_Written request:_
Which lines below hold the word "Angewandte"? Copy all of them.

_Information given:_
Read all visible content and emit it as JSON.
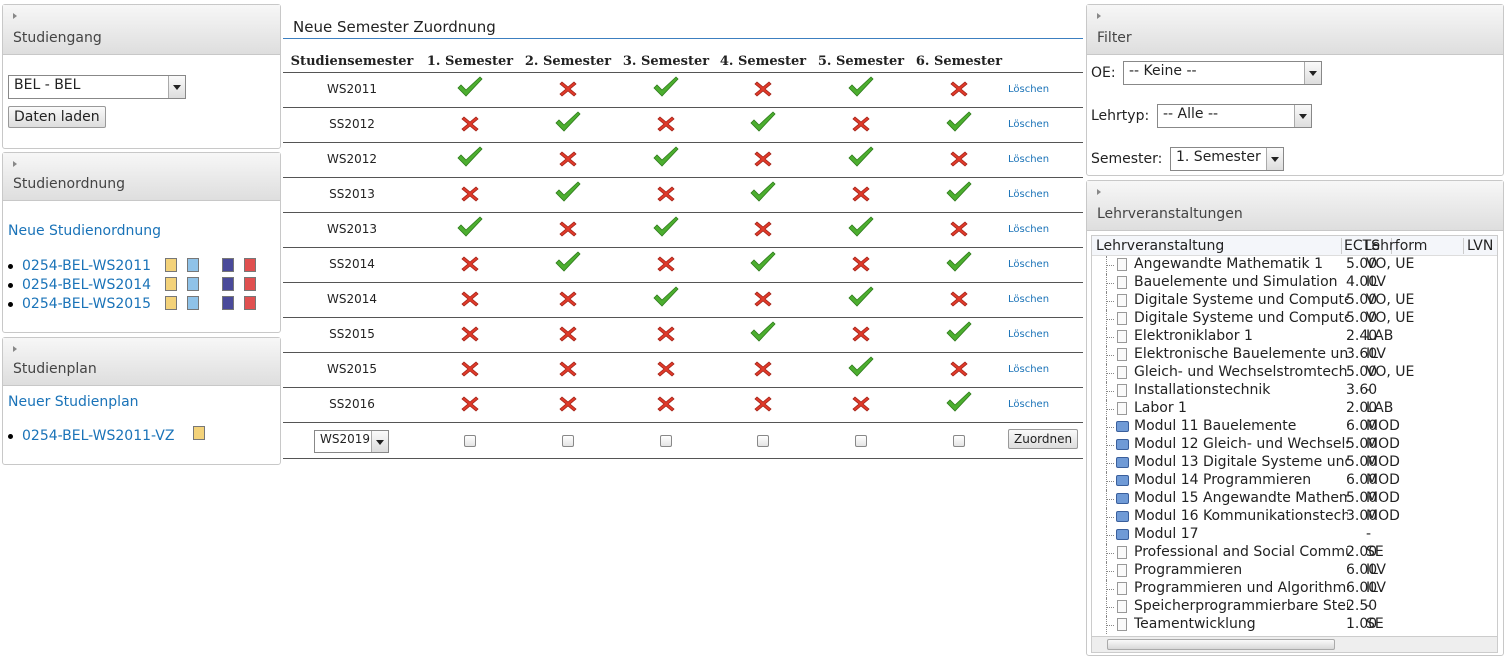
{
  "studiengang": {
    "title": "Studiengang",
    "select": "BEL - BEL",
    "button": "Daten laden"
  },
  "studienordnung": {
    "title": "Studienordnung",
    "link": "Neue Studienordnung",
    "items": [
      "0254-BEL-WS2011",
      "0254-BEL-WS2014",
      "0254-BEL-WS2015"
    ]
  },
  "studienplan": {
    "title": "Studienplan",
    "link": "Neuer Studienplan",
    "items": [
      "0254-BEL-WS2011-VZ"
    ]
  },
  "zuordnung": {
    "title": "Neue Semester Zuordnung",
    "headers": [
      "Studiensemester",
      "1. Semester",
      "2. Semester",
      "3. Semester",
      "4. Semester",
      "5. Semester",
      "6. Semester"
    ],
    "action": "Löschen",
    "rows": [
      {
        "semester": "WS2011",
        "assigned": [
          true,
          false,
          true,
          false,
          true,
          false
        ]
      },
      {
        "semester": "SS2012",
        "assigned": [
          false,
          true,
          false,
          true,
          false,
          true
        ]
      },
      {
        "semester": "WS2012",
        "assigned": [
          true,
          false,
          true,
          false,
          true,
          false
        ]
      },
      {
        "semester": "SS2013",
        "assigned": [
          false,
          true,
          false,
          true,
          false,
          true
        ]
      },
      {
        "semester": "WS2013",
        "assigned": [
          true,
          false,
          true,
          false,
          true,
          false
        ]
      },
      {
        "semester": "SS2014",
        "assigned": [
          false,
          true,
          false,
          true,
          false,
          true
        ]
      },
      {
        "semester": "WS2014",
        "assigned": [
          false,
          false,
          true,
          false,
          true,
          false
        ]
      },
      {
        "semester": "SS2015",
        "assigned": [
          false,
          false,
          false,
          true,
          false,
          true
        ]
      },
      {
        "semester": "WS2015",
        "assigned": [
          false,
          false,
          false,
          false,
          true,
          false
        ]
      },
      {
        "semester": "SS2016",
        "assigned": [
          false,
          false,
          false,
          false,
          false,
          true
        ]
      }
    ],
    "new_select": "WS2019",
    "new_button": "Zuordnen"
  },
  "filter": {
    "title": "Filter",
    "fields": [
      {
        "label": "OE:",
        "value": "-- Keine --"
      },
      {
        "label": "Lehrtyp:",
        "value": "-- Alle --"
      },
      {
        "label": "Semester:",
        "value": "1. Semester"
      }
    ]
  },
  "lehrveranstaltungen": {
    "title": "Lehrveranstaltungen",
    "columns": [
      "Lehrveranstaltung",
      "ECTS",
      "Lehrform",
      "LVN"
    ],
    "rows": [
      {
        "name": "Angewandte Mathematik 1",
        "ects": "5.00",
        "form": "VO, UE",
        "module": false
      },
      {
        "name": "Bauelemente und Simulation",
        "ects": "4.00",
        "form": "ILV",
        "module": false
      },
      {
        "name": "Digitale Systeme und Compute",
        "ects": "5.00",
        "form": "VO, UE",
        "module": false
      },
      {
        "name": "Digitale Systeme und Compute",
        "ects": "5.00",
        "form": "VO, UE",
        "module": false
      },
      {
        "name": "Elektroniklabor 1",
        "ects": "2.40",
        "form": "LAB",
        "module": false
      },
      {
        "name": "Elektronische Bauelemente und",
        "ects": "3.60",
        "form": "ILV",
        "module": false
      },
      {
        "name": "Gleich- und Wechselstromtech",
        "ects": "5.00",
        "form": "VO, UE",
        "module": false
      },
      {
        "name": "Installationstechnik",
        "ects": "3.60",
        "form": "-",
        "module": false
      },
      {
        "name": "Labor 1",
        "ects": "2.00",
        "form": "LAB",
        "module": false
      },
      {
        "name": "Modul 11 Bauelemente",
        "ects": "6.00",
        "form": "MOD",
        "module": true
      },
      {
        "name": "Modul 12 Gleich- und Wechsels",
        "ects": "5.00",
        "form": "MOD",
        "module": true
      },
      {
        "name": "Modul 13 Digitale Systeme und",
        "ects": "5.00",
        "form": "MOD",
        "module": true
      },
      {
        "name": "Modul 14 Programmieren",
        "ects": "6.00",
        "form": "MOD",
        "module": true
      },
      {
        "name": "Modul 15 Angewandte Mathem",
        "ects": "5.00",
        "form": "MOD",
        "module": true
      },
      {
        "name": "Modul 16 Kommunikationstech",
        "ects": "3.00",
        "form": "MOD",
        "module": true
      },
      {
        "name": "Modul 17",
        "ects": null,
        "form": "-",
        "module": true
      },
      {
        "name": "Professional and Social Commu",
        "ects": "2.00",
        "form": "SE",
        "module": false
      },
      {
        "name": "Programmieren",
        "ects": "6.00",
        "form": "ILV",
        "module": false
      },
      {
        "name": "Programmieren und Algorithme",
        "ects": "6.00",
        "form": "ILV",
        "module": false
      },
      {
        "name": "Speicherprogrammierbare Steu",
        "ects": "2.50",
        "form": "-",
        "module": false
      },
      {
        "name": "Teamentwicklung",
        "ects": "1.00",
        "form": "SE",
        "module": false
      }
    ]
  }
}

_Task answer:_
        "name": "Angewandte Mathematik 1",
        "name": "Modul 15 Angewandte Mathem",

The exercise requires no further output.